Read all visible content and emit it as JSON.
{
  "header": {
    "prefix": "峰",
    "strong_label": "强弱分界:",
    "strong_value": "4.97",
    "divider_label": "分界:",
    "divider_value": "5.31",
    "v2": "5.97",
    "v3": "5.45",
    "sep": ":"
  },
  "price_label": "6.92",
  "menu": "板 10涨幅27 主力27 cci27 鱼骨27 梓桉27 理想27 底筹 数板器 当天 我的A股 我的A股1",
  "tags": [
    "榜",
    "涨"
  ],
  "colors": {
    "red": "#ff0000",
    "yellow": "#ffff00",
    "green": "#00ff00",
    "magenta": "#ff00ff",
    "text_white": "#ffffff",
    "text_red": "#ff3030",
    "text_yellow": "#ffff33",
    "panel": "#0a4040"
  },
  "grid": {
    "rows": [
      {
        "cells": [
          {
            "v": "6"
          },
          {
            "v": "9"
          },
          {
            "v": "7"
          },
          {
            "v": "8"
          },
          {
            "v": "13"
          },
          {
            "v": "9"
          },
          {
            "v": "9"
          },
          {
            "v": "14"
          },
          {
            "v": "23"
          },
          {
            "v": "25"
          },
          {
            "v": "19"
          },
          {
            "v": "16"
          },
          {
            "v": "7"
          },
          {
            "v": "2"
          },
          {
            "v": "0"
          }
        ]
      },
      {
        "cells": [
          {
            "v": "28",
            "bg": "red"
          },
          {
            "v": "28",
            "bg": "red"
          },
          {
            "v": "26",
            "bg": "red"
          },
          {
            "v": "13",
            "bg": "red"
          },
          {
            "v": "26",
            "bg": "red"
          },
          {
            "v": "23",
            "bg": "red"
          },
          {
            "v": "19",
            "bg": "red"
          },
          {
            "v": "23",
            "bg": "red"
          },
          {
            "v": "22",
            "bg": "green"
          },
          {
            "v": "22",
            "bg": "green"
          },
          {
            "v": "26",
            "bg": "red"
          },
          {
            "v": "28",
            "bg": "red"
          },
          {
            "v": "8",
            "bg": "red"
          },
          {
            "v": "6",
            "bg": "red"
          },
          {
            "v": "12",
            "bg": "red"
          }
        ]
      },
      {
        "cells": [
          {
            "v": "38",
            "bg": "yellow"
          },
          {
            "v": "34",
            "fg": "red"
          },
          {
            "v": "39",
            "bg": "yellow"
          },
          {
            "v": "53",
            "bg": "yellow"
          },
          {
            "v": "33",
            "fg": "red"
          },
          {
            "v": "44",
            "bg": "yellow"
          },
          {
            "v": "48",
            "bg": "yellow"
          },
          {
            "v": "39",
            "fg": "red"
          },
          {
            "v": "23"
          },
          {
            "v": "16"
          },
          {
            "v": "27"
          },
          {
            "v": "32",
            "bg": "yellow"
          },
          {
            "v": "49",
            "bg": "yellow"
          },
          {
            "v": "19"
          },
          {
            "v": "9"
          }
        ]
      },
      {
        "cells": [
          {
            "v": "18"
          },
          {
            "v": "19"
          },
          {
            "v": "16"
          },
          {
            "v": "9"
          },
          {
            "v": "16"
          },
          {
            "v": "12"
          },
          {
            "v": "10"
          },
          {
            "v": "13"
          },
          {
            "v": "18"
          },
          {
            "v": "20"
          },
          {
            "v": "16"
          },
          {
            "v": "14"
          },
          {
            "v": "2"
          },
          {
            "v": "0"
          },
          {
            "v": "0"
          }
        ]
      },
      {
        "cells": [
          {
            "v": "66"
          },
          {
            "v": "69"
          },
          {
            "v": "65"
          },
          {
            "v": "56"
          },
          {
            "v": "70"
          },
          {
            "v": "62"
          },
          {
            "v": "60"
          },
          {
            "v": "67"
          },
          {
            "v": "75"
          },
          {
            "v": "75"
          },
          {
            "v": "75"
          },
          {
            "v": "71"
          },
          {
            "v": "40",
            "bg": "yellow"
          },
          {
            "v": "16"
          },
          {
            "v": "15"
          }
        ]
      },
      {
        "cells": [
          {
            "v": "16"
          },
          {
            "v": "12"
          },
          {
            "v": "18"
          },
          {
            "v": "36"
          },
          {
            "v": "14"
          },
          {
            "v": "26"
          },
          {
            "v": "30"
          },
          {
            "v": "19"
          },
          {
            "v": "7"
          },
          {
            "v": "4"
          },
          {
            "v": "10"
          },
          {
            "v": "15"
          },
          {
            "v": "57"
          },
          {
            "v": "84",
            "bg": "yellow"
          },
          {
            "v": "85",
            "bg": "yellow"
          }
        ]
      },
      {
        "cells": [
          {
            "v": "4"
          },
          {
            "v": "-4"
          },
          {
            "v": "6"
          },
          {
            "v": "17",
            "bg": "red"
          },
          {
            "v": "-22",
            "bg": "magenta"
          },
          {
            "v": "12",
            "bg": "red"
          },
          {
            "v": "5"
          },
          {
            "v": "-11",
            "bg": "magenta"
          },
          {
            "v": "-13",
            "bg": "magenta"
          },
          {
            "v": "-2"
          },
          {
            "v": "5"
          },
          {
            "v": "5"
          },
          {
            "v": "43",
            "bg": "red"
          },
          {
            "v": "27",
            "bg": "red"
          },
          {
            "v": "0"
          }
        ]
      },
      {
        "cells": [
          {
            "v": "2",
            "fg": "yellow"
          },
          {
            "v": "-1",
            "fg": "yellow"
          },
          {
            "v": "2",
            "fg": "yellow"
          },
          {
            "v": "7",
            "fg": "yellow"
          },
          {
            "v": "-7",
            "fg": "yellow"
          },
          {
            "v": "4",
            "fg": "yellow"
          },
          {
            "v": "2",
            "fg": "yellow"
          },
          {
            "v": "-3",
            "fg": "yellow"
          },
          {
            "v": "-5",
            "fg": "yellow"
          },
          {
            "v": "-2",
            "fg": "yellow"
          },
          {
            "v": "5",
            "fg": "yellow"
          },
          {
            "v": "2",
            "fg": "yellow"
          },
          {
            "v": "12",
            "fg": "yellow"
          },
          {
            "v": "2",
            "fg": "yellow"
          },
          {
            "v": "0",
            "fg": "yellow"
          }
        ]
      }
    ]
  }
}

**Work to be completed:**
Your task is to repeat every line exactly.

**Written response:**
Read all visible content and emit it as JSON.
{
  "header": {
    "prefix": "峰",
    "strong_label": "强弱分界:",
    "strong_value": "4.97",
    "divider_label": "分界:",
    "divider_value": "5.31",
    "v2": "5.97",
    "v3": "5.45",
    "sep": ":"
  },
  "price_label": "6.92",
  "menu": "板 10涨幅27 主力27 cci27 鱼骨27 梓桉27 理想27 底筹 数板器 当天 我的A股 我的A股1",
  "tags": [
    "榜",
    "涨"
  ],
  "colors": {
    "red": "#ff0000",
    "yellow": "#ffff00",
    "green": "#00ff00",
    "magenta": "#ff00ff",
    "text_white": "#ffffff",
    "text_red": "#ff3030",
    "text_yellow": "#ffff33",
    "panel": "#0a4040"
  },
  "grid": {
    "rows": [
      {
        "cells": [
          {
            "v": "6"
          },
          {
            "v": "9"
          },
          {
            "v": "7"
          },
          {
            "v": "8"
          },
          {
            "v": "13"
          },
          {
            "v": "9"
          },
          {
            "v": "9"
          },
          {
            "v": "14"
          },
          {
            "v": "23"
          },
          {
            "v": "25"
          },
          {
            "v": "19"
          },
          {
            "v": "16"
          },
          {
            "v": "7"
          },
          {
            "v": "2"
          },
          {
            "v": "0"
          }
        ]
      },
      {
        "cells": [
          {
            "v": "28",
            "bg": "red"
          },
          {
            "v": "28",
            "bg": "red"
          },
          {
            "v": "26",
            "bg": "red"
          },
          {
            "v": "13",
            "bg": "red"
          },
          {
            "v": "26",
            "bg": "red"
          },
          {
            "v": "23",
            "bg": "red"
          },
          {
            "v": "19",
            "bg": "red"
          },
          {
            "v": "23",
            "bg": "red"
          },
          {
            "v": "22",
            "bg": "green"
          },
          {
            "v": "22",
            "bg": "green"
          },
          {
            "v": "26",
            "bg": "red"
          },
          {
            "v": "28",
            "bg": "red"
          },
          {
            "v": "8",
            "bg": "red"
          },
          {
            "v": "6",
            "bg": "red"
          },
          {
            "v": "12",
            "bg": "red"
          }
        ]
      },
      {
        "cells": [
          {
            "v": "38",
            "bg": "yellow"
          },
          {
            "v": "34",
            "fg": "red"
          },
          {
            "v": "39",
            "bg": "yellow"
          },
          {
            "v": "53",
            "bg": "yellow"
          },
          {
            "v": "33",
            "fg": "red"
          },
          {
            "v": "44",
            "bg": "yellow"
          },
          {
            "v": "48",
            "bg": "yellow"
          },
          {
            "v": "39",
            "fg": "red"
          },
          {
            "v": "23"
          },
          {
            "v": "16"
          },
          {
            "v": "27"
          },
          {
            "v": "32",
            "bg": "yellow"
          },
          {
            "v": "49",
            "bg": "yellow"
          },
          {
            "v": "19"
          },
          {
            "v": "9"
          }
        ]
      },
      {
        "cells": [
          {
            "v": "18"
          },
          {
            "v": "19"
          },
          {
            "v": "16"
          },
          {
            "v": "9"
          },
          {
            "v": "16"
          },
          {
            "v": "12"
          },
          {
            "v": "10"
          },
          {
            "v": "13"
          },
          {
            "v": "18"
          },
          {
            "v": "20"
          },
          {
            "v": "16"
          },
          {
            "v": "14"
          },
          {
            "v": "2"
          },
          {
            "v": "0"
          },
          {
            "v": "0"
          }
        ]
      },
      {
        "cells": [
          {
            "v": "66"
          },
          {
            "v": "69"
          },
          {
            "v": "65"
          },
          {
            "v": "56"
          },
          {
            "v": "70"
          },
          {
            "v": "62"
          },
          {
            "v": "60"
          },
          {
            "v": "67"
          },
          {
            "v": "75"
          },
          {
            "v": "75"
          },
          {
            "v": "75"
          },
          {
            "v": "71"
          },
          {
            "v": "40",
            "bg": "yellow"
          },
          {
            "v": "16"
          },
          {
            "v": "15"
          }
        ]
      },
      {
        "cells": [
          {
            "v": "16"
          },
          {
            "v": "12"
          },
          {
            "v": "18"
          },
          {
            "v": "36"
          },
          {
            "v": "14"
          },
          {
            "v": "26"
          },
          {
            "v": "30"
          },
          {
            "v": "19"
          },
          {
            "v": "7"
          },
          {
            "v": "4"
          },
          {
            "v": "10"
          },
          {
            "v": "15"
          },
          {
            "v": "57"
          },
          {
            "v": "84",
            "bg": "yellow"
          },
          {
            "v": "85",
            "bg": "yellow"
          }
        ]
      },
      {
        "cells": [
          {
            "v": "4"
          },
          {
            "v": "-4"
          },
          {
            "v": "6"
          },
          {
            "v": "17",
            "bg": "red"
          },
          {
            "v": "-22",
            "bg": "magenta"
          },
          {
            "v": "12",
            "bg": "red"
          },
          {
            "v": "5"
          },
          {
            "v": "-11",
            "bg": "magenta"
          },
          {
            "v": "-13",
            "bg": "magenta"
          },
          {
            "v": "-2"
          },
          {
            "v": "5"
          },
          {
            "v": "5"
          },
          {
            "v": "43",
            "bg": "red"
          },
          {
            "v": "27",
            "bg": "red"
          },
          {
            "v": "0"
          }
        ]
      },
      {
        "cells": [
          {
            "v": "2",
            "fg": "yellow"
          },
          {
            "v": "-1",
            "fg": "yellow"
          },
          {
            "v": "2",
            "fg": "yellow"
          },
          {
            "v": "7",
            "fg": "yellow"
          },
          {
            "v": "-7",
            "fg": "yellow"
          },
          {
            "v": "4",
            "fg": "yellow"
          },
          {
            "v": "2",
            "fg": "yellow"
          },
          {
            "v": "-3",
            "fg": "yellow"
          },
          {
            "v": "-5",
            "fg": "yellow"
          },
          {
            "v": "-2",
            "fg": "yellow"
          },
          {
            "v": "5",
            "fg": "yellow"
          },
          {
            "v": "2",
            "fg": "yellow"
          },
          {
            "v": "12",
            "fg": "yellow"
          },
          {
            "v": "2",
            "fg": "yellow"
          },
          {
            "v": "0",
            "fg": "yellow"
          }
        ]
      }
    ]
  }
}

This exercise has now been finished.